= Written exercise =
Find the string "聚酯纤维" in the listing and report every line that has it.

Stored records
%%
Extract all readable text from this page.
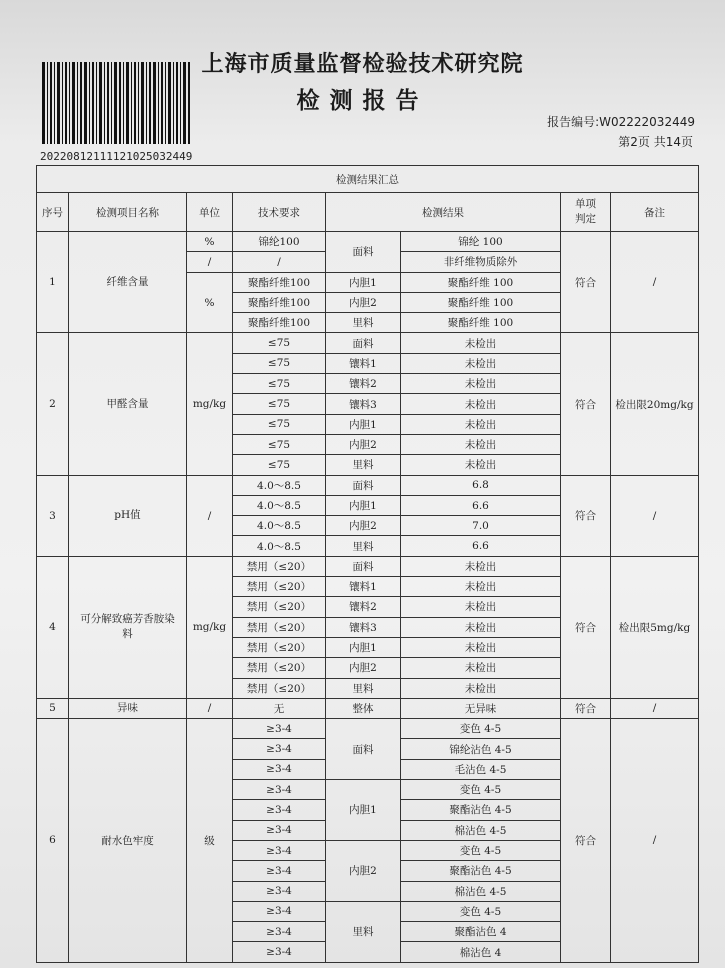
20220812111121025032449
上海市质量监督检验技术研究院
检测报告
报告编号:W02222032449
第2页 共14页
检测结果汇总							
序号	检测项目名称	单位	技术要求	检测结果		单项判定	备注
1	纤维含量	%	锦纶100	面料	锦纶 100	符合	/
		/	/		非纤维物质除外		
		%	聚酯纤维100	内胆1	聚酯纤维 100		
			聚酯纤维100	内胆2	聚酯纤维 100		
			聚酯纤维100	里料	聚酯纤维 100		
2	甲醛含量	mg/kg	≤75	面料	未检出	符合	检出限20mg/kg
			≤75	镶料1	未检出		
			≤75	镶料2	未检出		
			≤75	镶料3	未检出		
			≤75	内胆1	未检出		
			≤75	内胆2	未检出		
			≤75	里料	未检出		
3	pH值	/	4.0～8.5	面料	6.8	符合	/
			4.0～8.5	内胆1	6.6		
			4.0～8.5	内胆2	7.0		
			4.0～8.5	里料	6.6		
4	可分解致癌芳香胺染料	mg/kg	禁用（≤20）	面料	未检出	符合	检出限5mg/kg
			禁用（≤20）	镶料1	未检出		
			禁用（≤20）	镶料2	未检出		
			禁用（≤20）	镶料3	未检出		
			禁用（≤20）	内胆1	未检出		
			禁用（≤20）	内胆2	未检出		
			禁用（≤20）	里料	未检出		
5	异味	/	无	整体	无异味	符合	/
6	耐水色牢度	级	≥3-4	面料	变色 4-5	符合	/
			≥3-4		锦纶沾色 4-5		
			≥3-4		毛沾色 4-5		
			≥3-4	内胆1	变色 4-5		
			≥3-4		聚酯沾色 4-5		
			≥3-4		棉沾色 4-5		
			≥3-4	内胆2	变色 4-5		
			≥3-4		聚酯沾色 4-5		
			≥3-4		棉沾色 4-5		
			≥3-4	里料	变色 4-5		
			≥3-4		聚酯沾色 4		
			≥3-4		棉沾色 4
%%
= Completed task =
		%	聚酯纤维100	内胆1	聚酯纤维 100		
			聚酯纤维100	内胆2	聚酯纤维 100		
			聚酯纤维100	里料	聚酯纤维 100		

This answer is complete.